** 本文 **
救急車有料化について一人の医者が考える(R改)

救急車の出動件数が増え続けていることを背景に、救急車有料化の議論が医療機関以外でも広まってきた。ごく一部の心ない市民がタクシー代わりに救急車を利用しているため、医療機関内では昔から救急車有料化すべきだという感情が多数派を占めるように思う。

 

救急車が一回出動すると自治体にもよるが約4-5万円かかると言われている。

(一次資料探し中)

他国を見ると、例えばシンガポールでは1回3万円取られる。ただ、本当に緊急を要する状況だったと確認されればあとで返金されるという(Nさん、ご教示ありがとうございます)。

 

夜間救急外来に従事していたころは、いろんな人を見た。

どんな状態の人が来るかと救急室で待ち構えていると、なかには救急車からさわやか且つさっそうと自分の足で降りてくる「患者さん」もいたりする。なにも救急車呼ばなくても自分で来られるじゃないかと思ったりもした。

** 課題 **
救急車有料化を扱った本文を、一字一句変えずに全文返してください。 一覧は本文とは別の出典から取得したものです。

** 抽出データ **
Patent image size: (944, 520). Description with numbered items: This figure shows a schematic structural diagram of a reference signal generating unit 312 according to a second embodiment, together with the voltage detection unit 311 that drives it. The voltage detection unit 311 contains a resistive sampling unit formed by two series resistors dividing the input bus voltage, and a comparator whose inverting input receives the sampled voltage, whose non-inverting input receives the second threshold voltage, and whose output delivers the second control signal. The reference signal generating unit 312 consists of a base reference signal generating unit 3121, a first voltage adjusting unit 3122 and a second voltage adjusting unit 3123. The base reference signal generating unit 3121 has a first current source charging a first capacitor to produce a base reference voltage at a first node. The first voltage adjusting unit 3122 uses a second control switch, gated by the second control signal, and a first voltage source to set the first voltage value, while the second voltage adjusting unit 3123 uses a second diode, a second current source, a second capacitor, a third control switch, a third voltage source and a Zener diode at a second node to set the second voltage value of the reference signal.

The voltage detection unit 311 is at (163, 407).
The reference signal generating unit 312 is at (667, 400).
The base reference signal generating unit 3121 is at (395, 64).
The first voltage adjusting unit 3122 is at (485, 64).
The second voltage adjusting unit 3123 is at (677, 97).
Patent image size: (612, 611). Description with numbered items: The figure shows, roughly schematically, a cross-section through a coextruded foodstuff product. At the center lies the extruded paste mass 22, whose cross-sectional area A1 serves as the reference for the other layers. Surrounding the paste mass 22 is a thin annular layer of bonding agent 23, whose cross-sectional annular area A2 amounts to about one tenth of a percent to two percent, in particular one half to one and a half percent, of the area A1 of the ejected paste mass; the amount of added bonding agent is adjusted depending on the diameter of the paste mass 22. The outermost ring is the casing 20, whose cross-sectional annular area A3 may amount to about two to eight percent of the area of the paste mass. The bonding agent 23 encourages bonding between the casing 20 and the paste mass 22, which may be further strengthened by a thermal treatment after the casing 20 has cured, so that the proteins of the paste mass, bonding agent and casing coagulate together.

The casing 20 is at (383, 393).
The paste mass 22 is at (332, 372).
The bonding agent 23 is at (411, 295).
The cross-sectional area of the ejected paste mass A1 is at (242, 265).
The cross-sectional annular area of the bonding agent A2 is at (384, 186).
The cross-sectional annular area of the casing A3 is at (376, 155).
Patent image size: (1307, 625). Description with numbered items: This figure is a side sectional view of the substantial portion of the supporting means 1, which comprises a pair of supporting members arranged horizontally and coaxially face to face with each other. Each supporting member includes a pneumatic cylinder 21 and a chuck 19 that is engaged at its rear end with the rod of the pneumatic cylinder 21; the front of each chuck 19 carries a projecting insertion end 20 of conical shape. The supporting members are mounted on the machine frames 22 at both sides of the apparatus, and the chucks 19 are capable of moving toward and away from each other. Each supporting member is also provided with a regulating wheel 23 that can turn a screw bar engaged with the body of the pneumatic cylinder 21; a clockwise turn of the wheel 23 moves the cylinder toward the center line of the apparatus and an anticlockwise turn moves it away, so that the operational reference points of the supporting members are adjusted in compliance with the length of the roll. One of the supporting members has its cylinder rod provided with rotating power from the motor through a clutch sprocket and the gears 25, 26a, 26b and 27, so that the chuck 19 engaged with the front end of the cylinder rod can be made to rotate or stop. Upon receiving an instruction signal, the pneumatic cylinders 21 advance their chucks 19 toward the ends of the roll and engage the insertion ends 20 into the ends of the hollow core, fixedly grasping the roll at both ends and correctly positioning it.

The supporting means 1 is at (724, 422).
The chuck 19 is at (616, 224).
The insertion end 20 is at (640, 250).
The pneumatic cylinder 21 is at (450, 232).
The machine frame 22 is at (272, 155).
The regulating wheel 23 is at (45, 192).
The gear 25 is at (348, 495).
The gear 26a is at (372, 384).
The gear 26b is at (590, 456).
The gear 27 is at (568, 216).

** 解答 **
救急車有料化について一人の医者が考える(R改)

救急車の出動件数が増え続けていることを背景に、救急車有料化の議論が医療機関以外でも広まってきた。ごく一部の心ない市民がタクシー代わりに救急車を利用しているため、医療機関内では昔から救急車有料化すべきだという感情が多数派を占めるように思う。

 

救急車が一回出動すると自治体にもよるが約4-5万円かかると言われている。

(一次資料探し中)

他国を見ると、例えばシンガポールでは1回3万円取られる。ただ、本当に緊急を要する状況だったと確認されればあとで返金されるという(Nさん、ご教示ありがとうございます)。

 

夜間救急外来に従事していたころは、いろんな人を見た。

どんな状態の人が来るかと救急室で待ち構えていると、なかには救急車からさわやか且つさっそうと自分の足で降りてくる「患者さん」もいたりする。なにも救急車呼ばなくても自分で来られるじゃないかと思ったりもした。